# WRITTEN INSTRUCTION
Copy verbatim the lines of the entries below, starting with the line containing "y-tick-label: 100 (32, 128, 57, 143)" and running through the line containing "y-tick-label: 200 (32, 18, 57, 33)". Include both of those lines.

# TASK DATA
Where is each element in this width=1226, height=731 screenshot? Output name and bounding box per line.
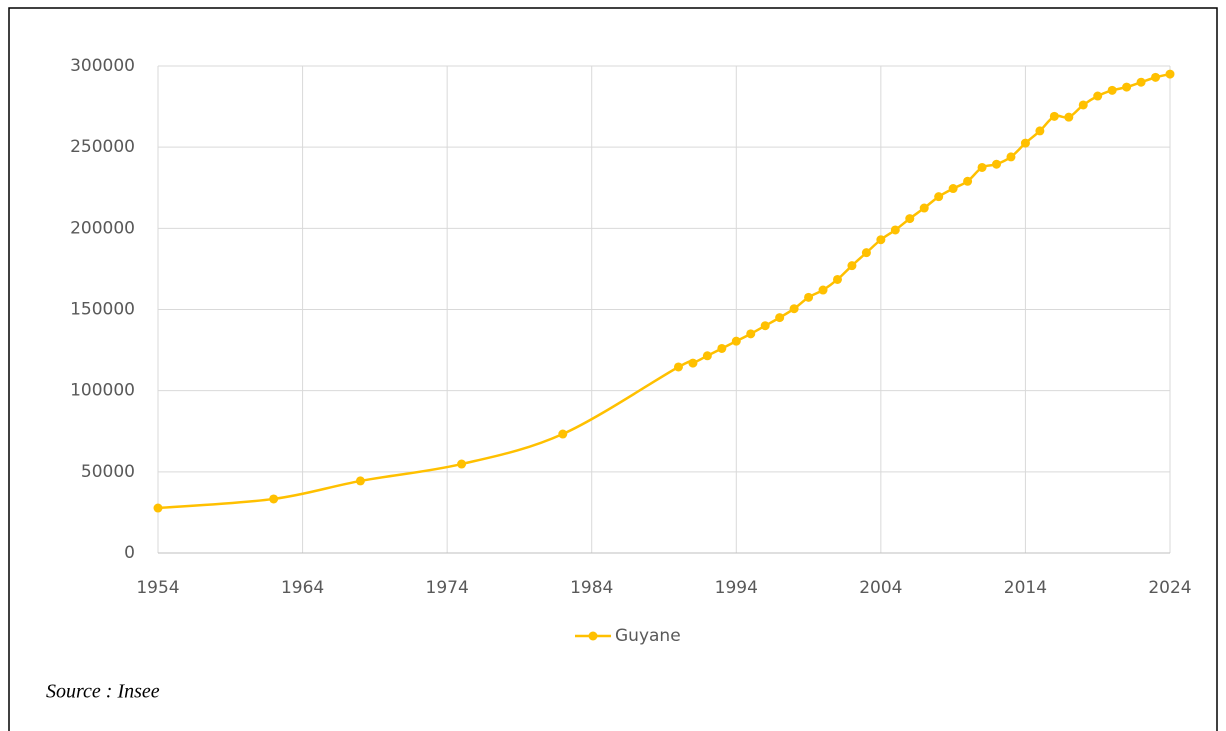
x-tick-label: 1994 (715, 578, 758, 598)
data-point (1107, 85, 1117, 95)
data-point (1006, 152, 1016, 162)
data-point (1151, 72, 1161, 82)
data-point (977, 162, 987, 172)
data-point (731, 336, 741, 346)
y-tick-label: 50000 (81, 462, 135, 482)
x-tick-label: 1984 (570, 578, 613, 598)
y-tick-label: 0 (124, 543, 135, 563)
data-point (905, 214, 915, 224)
data-point (948, 184, 958, 194)
y-tick-label: 250000 (70, 137, 135, 157)
data-point (746, 329, 756, 339)
x-tick-label: 1974 (426, 578, 469, 598)
data-point (760, 321, 770, 331)
data-point (789, 304, 799, 314)
x-tick-label: 2004 (859, 578, 902, 598)
data-point (688, 358, 698, 368)
data-point (702, 351, 712, 361)
y-tick-label: 150000 (70, 300, 135, 320)
y-tick-label: 100000 (70, 381, 135, 401)
data-point (269, 494, 279, 504)
frame (8, 7, 1218, 731)
data-point (1035, 126, 1045, 136)
data-point (1093, 91, 1103, 101)
data-point (153, 503, 163, 513)
data-point (717, 343, 727, 353)
x-tick-label: 2024 (1148, 578, 1191, 598)
data-point (1078, 100, 1088, 110)
data-point (992, 159, 1002, 169)
data-point (1064, 112, 1074, 122)
data-point (1136, 77, 1146, 87)
data-point (775, 313, 785, 323)
data-point (919, 203, 929, 213)
data-point (963, 176, 973, 186)
y-tick-label: 300000 (70, 56, 135, 76)
data-point (890, 225, 900, 235)
data-point (457, 459, 467, 469)
data-point (934, 192, 944, 202)
data-point (861, 248, 871, 258)
data-point (1020, 138, 1030, 148)
data-point (558, 429, 568, 439)
x-tick-label: 1964 (281, 578, 324, 598)
x-tick-label: 2014 (1004, 578, 1047, 598)
data-point (673, 362, 683, 372)
y-tick-label: 200000 (70, 218, 135, 238)
data-point (832, 274, 842, 284)
source-note: Source : Insee (46, 681, 160, 703)
data-point (1049, 111, 1059, 121)
data-point (1122, 82, 1132, 92)
data-point (804, 292, 814, 302)
data-point (1165, 69, 1175, 79)
legend-label: Guyane (615, 626, 681, 646)
series-line (157, 72, 1171, 510)
x-tick-label: 1954 (136, 578, 179, 598)
data-point (847, 261, 857, 271)
data-point (876, 235, 886, 245)
data-point (355, 476, 365, 486)
legend-marker (588, 631, 598, 641)
data-point (818, 285, 828, 295)
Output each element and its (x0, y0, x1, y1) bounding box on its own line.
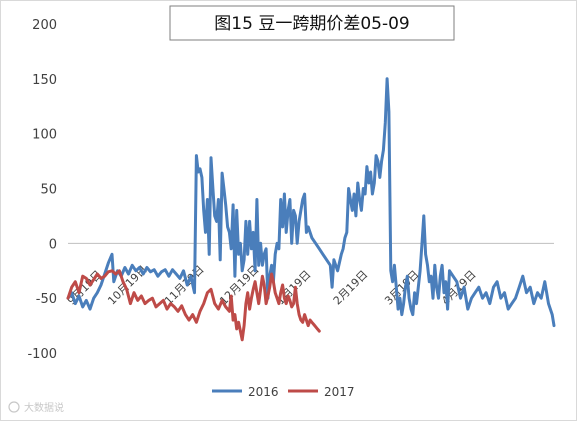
y-tick-label: 100 (32, 128, 57, 143)
chart-title: 图15 豆一跨期价差05-09 (214, 14, 409, 34)
watermark-text: 大数据说 (24, 401, 64, 414)
series-line-2017 (66, 269, 321, 342)
legend: 2016 2017 (212, 385, 355, 399)
title-box (169, 5, 455, 41)
legend-label-2016: 2016 (248, 385, 279, 399)
y-tick-label: 150 (32, 73, 57, 88)
y-tick-label: 50 (40, 183, 57, 198)
y-tick-label: 0 (49, 237, 57, 252)
y-tick-label: -100 (27, 347, 57, 362)
watermark-icon (8, 401, 20, 413)
y-tick-label: 200 (32, 18, 57, 33)
chart-title-box: 图15 豆一跨期价差05-09 (169, 5, 455, 41)
y-axis: -100 -50 0 50 100 150 200 (27, 18, 57, 362)
y-tick-label: -50 (36, 292, 57, 307)
series-line-2016 (66, 77, 556, 328)
series-layer (66, 77, 556, 342)
watermark: 大数据说 (8, 401, 64, 414)
legend-label-2017: 2017 (324, 385, 355, 399)
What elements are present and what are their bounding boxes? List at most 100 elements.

# TASK OUTPUT
y-tick-label: 100 (32, 128, 57, 143)
chart-title: 图15 豆一跨期价差05-09 (214, 14, 409, 34)
watermark-text: 大数据说 (24, 401, 64, 414)
series-line-2017 (66, 269, 321, 342)
legend: 2016 2017 (212, 385, 355, 399)
title-box (169, 5, 455, 41)
legend-label-2016: 2016 (248, 385, 279, 399)
y-tick-label: 150 (32, 73, 57, 88)
y-tick-label: 50 (40, 183, 57, 198)
y-tick-label: 0 (49, 237, 57, 252)
y-tick-label: -100 (27, 347, 57, 362)
watermark-icon (8, 401, 20, 413)
y-tick-label: 200 (32, 18, 57, 33)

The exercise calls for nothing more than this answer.